For this exercise, repeat all of the material verbatim apart from its images.

————

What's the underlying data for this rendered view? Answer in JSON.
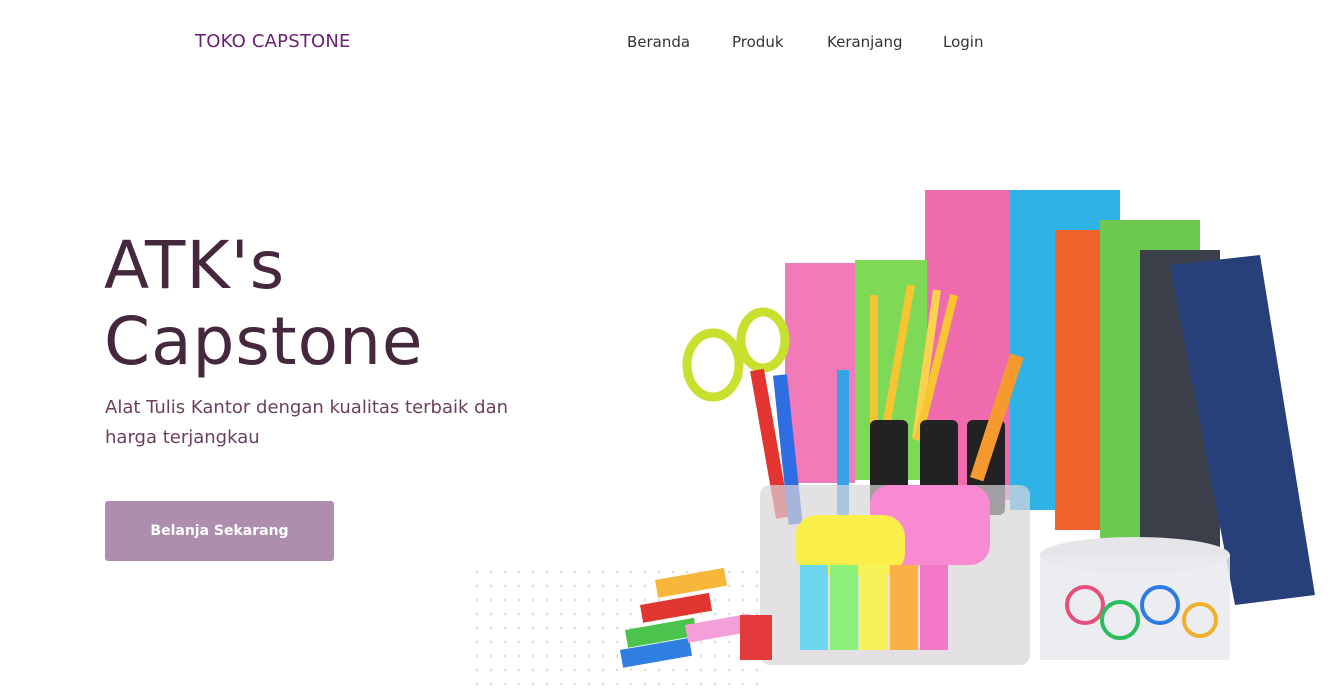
{
  "header": {
    "brand": "TOKO CAPSTONE",
    "nav": [
      "Beranda",
      "Produk",
      "Keranjang",
      "Login"
    ]
  },
  "hero": {
    "title_line1": "ATK's",
    "title_line2": "Capstone",
    "subtitle": "Alat Tulis Kantor dengan kualitas terbaik dan harga terjangkau",
    "cta": "Belanja Sekarang"
  },
  "colors": {
    "brand": "#6a1f72",
    "title": "#45283d",
    "cta_bg": "#ad8eaf"
  }
}
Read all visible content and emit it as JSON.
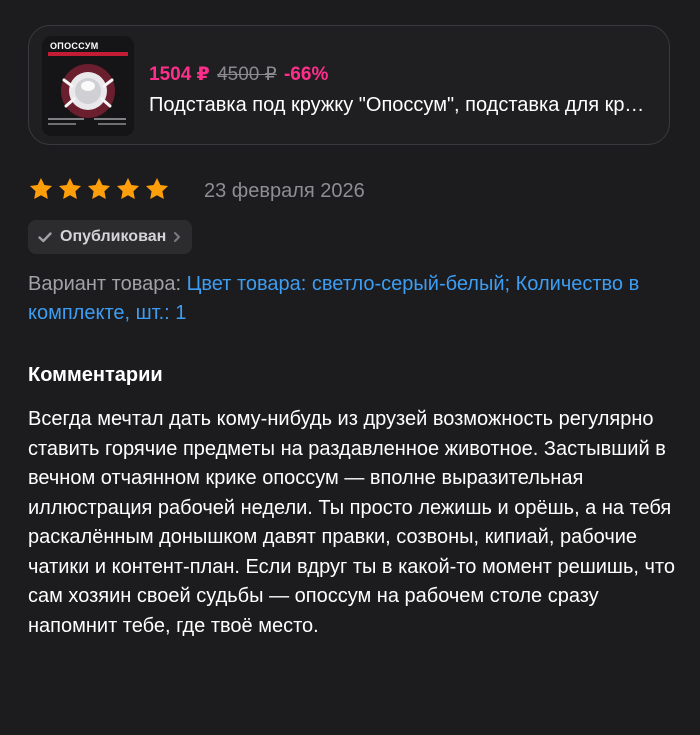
{
  "product": {
    "image_brand_text": "ОПОССУМ",
    "price_current": "1504 ₽",
    "price_old": "4500 ₽",
    "discount": "-66%",
    "title": "Подставка под кружку \"Опоссум\", подставка для кружки, стакана"
  },
  "review": {
    "rating": 5,
    "rating_max": 5,
    "date": "23 февраля 2026",
    "status": "Опубликован",
    "variant_label": "Вариант товара:",
    "variant_value": "Цвет товара: светло-серый-белый; Количество в комплекте, шт.: 1",
    "comment_heading": "Комментарии",
    "comment_text": "Всегда мечтал дать кому-нибудь из друзей возможность регулярно ставить горячие предметы на раздавленное животное. Застывший в вечном отчаянном крике опоссум — вполне выразительная иллюстрация рабочей недели. Ты просто лежишь и орёшь, а на тебя раскалённым донышком давят правки, созвоны, кипиай, рабочие чатики и контент-план. Если вдруг ты в какой-то момент решишь, что сам хозяин своей судьбы — опоссум на рабочем столе сразу напомнит тебе, где твоё место."
  },
  "colors": {
    "background": "#1c1c1e",
    "price_accent": "#ff2e8a",
    "star": "#ff9e0b",
    "link": "#3d9df3",
    "muted_text": "#8e8e93"
  },
  "icons": [
    "star-icon",
    "checkmark-icon",
    "chevron-right-icon"
  ]
}
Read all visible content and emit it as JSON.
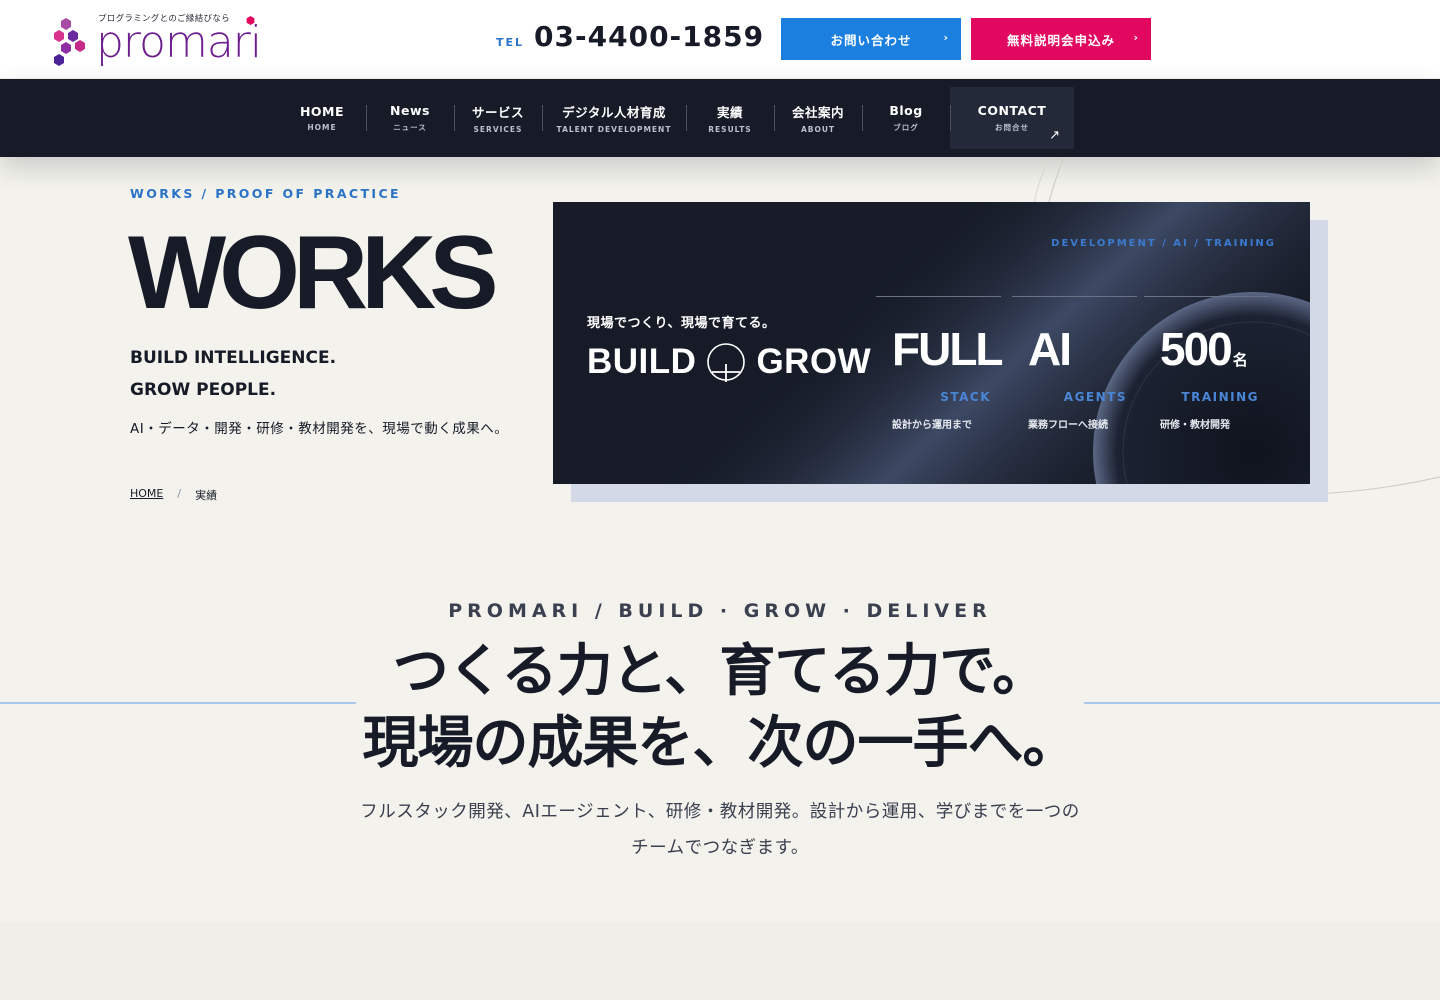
{
  "header": {
    "logo_tagline": "プログラミングとのご縁結びなら",
    "logo_word": "promari",
    "tel_label": "TEL",
    "tel_number": "03-4400-1859",
    "contact_button": "お問い合わせ",
    "seminar_button": "無料説明会申込み",
    "chevron": "›"
  },
  "nav": {
    "items": [
      {
        "label": "HOME",
        "sub": "HOME"
      },
      {
        "label": "News",
        "sub": "ニュース"
      },
      {
        "label": "サービス",
        "sub": "SERVICES"
      },
      {
        "label": "デジタル人材育成",
        "sub": "TALENT DEVELOPMENT"
      },
      {
        "label": "実績",
        "sub": "RESULTS"
      },
      {
        "label": "会社案内",
        "sub": "ABOUT"
      },
      {
        "label": "Blog",
        "sub": "ブログ"
      },
      {
        "label": "CONTACT",
        "sub": "お問合せ"
      }
    ],
    "contact_arrow": "↗"
  },
  "hero": {
    "eyebrow": "WORKS / PROOF OF PRACTICE",
    "title": "WORKS",
    "tagline_1": "BUILD INTELLIGENCE.",
    "tagline_2": "GROW PEOPLE.",
    "description": "AI・データ・開発・研修・教材開発を、現場で動く成果へ。",
    "breadcrumb_home": "HOME",
    "breadcrumb_sep": "/",
    "breadcrumb_current": "実績"
  },
  "card": {
    "tag": "DEVELOPMENT / AI / TRAINING",
    "jp_line": "現場でつくり、現場で育てる。",
    "build_word": "BUILD",
    "grow_word": "GROW",
    "stats": [
      {
        "value": "FULL",
        "unit": "",
        "label": "STACK",
        "desc": "設計から運用まで"
      },
      {
        "value": "AI",
        "unit": "",
        "label": "AGENTS",
        "desc": "業務フローへ接続"
      },
      {
        "value": "500",
        "unit": "名",
        "label": "TRAINING",
        "desc": "研修・教材開発"
      }
    ]
  },
  "intro": {
    "eyebrow": "PROMARI / BUILD · GROW · DELIVER",
    "heading_1": "つくる力と、育てる力で。",
    "heading_2": "現場の成果を、次の一手へ。",
    "body_1": "フルスタック開発、AIエージェント、研修・教材開発。設計から運用、学びまでを一つの",
    "body_2": "チームでつなぎます。"
  },
  "colors": {
    "navy": "#161b27",
    "accent_blue": "#1b7fe0",
    "accent_pink": "#e2075f",
    "logo_purple": "#6d1f8f",
    "label_blue": "#2a73c7"
  },
  "icons": {
    "logo_mark": "hexagon-cluster-icon",
    "plus": "plus-circle-icon",
    "chevron": "chevron-right-icon",
    "arrow": "arrow-up-right-icon"
  }
}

————

Correct answer
What's the underlying data for this rendered view? Answer in JSON.
{
  "header": {
    "brand": "TOKO CAPSTONE",
    "nav": [
      "Beranda",
      "Produk",
      "Keranjang",
      "Login"
    ]
  },
  "hero": {
    "title_line1": "ATK's",
    "title_line2": "Capstone",
    "subtitle": "Alat Tulis Kantor dengan kualitas terbaik dan harga terjangkau",
    "cta": "Belanja Sekarang"
  },
  "colors": {
    "brand": "#6a1f72",
    "title": "#45283d",
    "cta_bg": "#ad8eaf"
  }
}
Read all visible content and emit it as JSON.
{
  "product": {
    "image_brand_text": "ОПОССУМ",
    "price_current": "1504 ₽",
    "price_old": "4500 ₽",
    "discount": "-66%",
    "title": "Подставка под кружку \"Опоссум\", подставка для кружки, стакана"
  },
  "review": {
    "rating": 5,
    "rating_max": 5,
    "date": "23 февраля 2026",
    "status": "Опубликован",
    "variant_label": "Вариант товара:",
    "variant_value": "Цвет товара: светло-серый-белый; Количество в комплекте, шт.: 1",
    "comment_heading": "Комментарии",
    "comment_text": "Всегда мечтал дать кому-нибудь из друзей возможность регулярно ставить горячие предметы на раздавленное животное. Застывший в вечном отчаянном крике опоссум — вполне выразительная иллюстрация рабочей недели. Ты просто лежишь и орёшь, а на тебя раскалённым донышком давят правки, созвоны, кипиай, рабочие чатики и контент-план. Если вдруг ты в какой-то момент решишь, что сам хозяин своей судьбы — опоссум на рабочем столе сразу напомнит тебе, где твоё место."
  },
  "colors": {
    "background": "#1c1c1e",
    "price_accent": "#ff2e8a",
    "star": "#ff9e0b",
    "link": "#3d9df3",
    "muted_text": "#8e8e93"
  },
  "icons": [
    "star-icon",
    "checkmark-icon",
    "chevron-right-icon"
  ]
}
Read all visible content and emit it as JSON.
{
  "header": {
    "logo_tagline": "プログラミングとのご縁結びなら",
    "logo_word": "promari",
    "tel_label": "TEL",
    "tel_number": "03-4400-1859",
    "contact_button": "お問い合わせ",
    "seminar_button": "無料説明会申込み",
    "chevron": "›"
  },
  "nav": {
    "items": [
      {
        "label": "HOME",
        "sub": "HOME"
      },
      {
        "label": "News",
        "sub": "ニュース"
      },
      {
        "label": "サービス",
        "sub": "SERVICES"
      },
      {
        "label": "デジタル人材育成",
        "sub": "TALENT DEVELOPMENT"
      },
      {
        "label": "実績",
        "sub": "RESULTS"
      },
      {
        "label": "会社案内",
        "sub": "ABOUT"
      },
      {
        "label": "Blog",
        "sub": "ブログ"
      },
      {
        "label": "CONTACT",
        "sub": "お問合せ"
      }
    ],
    "contact_arrow": "↗"
  },
  "hero": {
    "eyebrow": "WORKS / PROOF OF PRACTICE",
    "title": "WORKS",
    "tagline_1": "BUILD INTELLIGENCE.",
    "tagline_2": "GROW PEOPLE.",
    "description": "AI・データ・開発・研修・教材開発を、現場で動く成果へ。",
    "breadcrumb_home": "HOME",
    "breadcrumb_sep": "/",
    "breadcrumb_current": "実績"
  },
  "card": {
    "tag": "DEVELOPMENT / AI / TRAINING",
    "jp_line": "現場でつくり、現場で育てる。",
    "build_word": "BUILD",
    "grow_word": "GROW",
    "stats": [
      {
        "value": "FULL",
        "unit": "",
        "label": "STACK",
        "desc": "設計から運用まで"
      },
      {
        "value": "AI",
        "unit": "",
        "label": "AGENTS",
        "desc": "業務フローへ接続"
      },
      {
        "value": "500",
        "unit": "名",
        "label": "TRAINING",
        "desc": "研修・教材開発"
      }
    ]
  },
  "intro": {
    "eyebrow": "PROMARI / BUILD · GROW · DELIVER",
    "heading_1": "つくる力と、育てる力で。",
    "heading_2": "現場の成果を、次の一手へ。",
    "body_1": "フルスタック開発、AIエージェント、研修・教材開発。設計から運用、学びまでを一つの",
    "body_2": "チームでつなぎます。"
  },
  "colors": {
    "navy": "#161b27",
    "accent_blue": "#1b7fe0",
    "accent_pink": "#e2075f",
    "logo_purple": "#6d1f8f",
    "label_blue": "#2a73c7"
  },
  "icons": {
    "logo_mark": "hexagon-cluster-icon",
    "plus": "plus-circle-icon",
    "chevron": "chevron-right-icon",
    "arrow": "arrow-up-right-icon"
  }
}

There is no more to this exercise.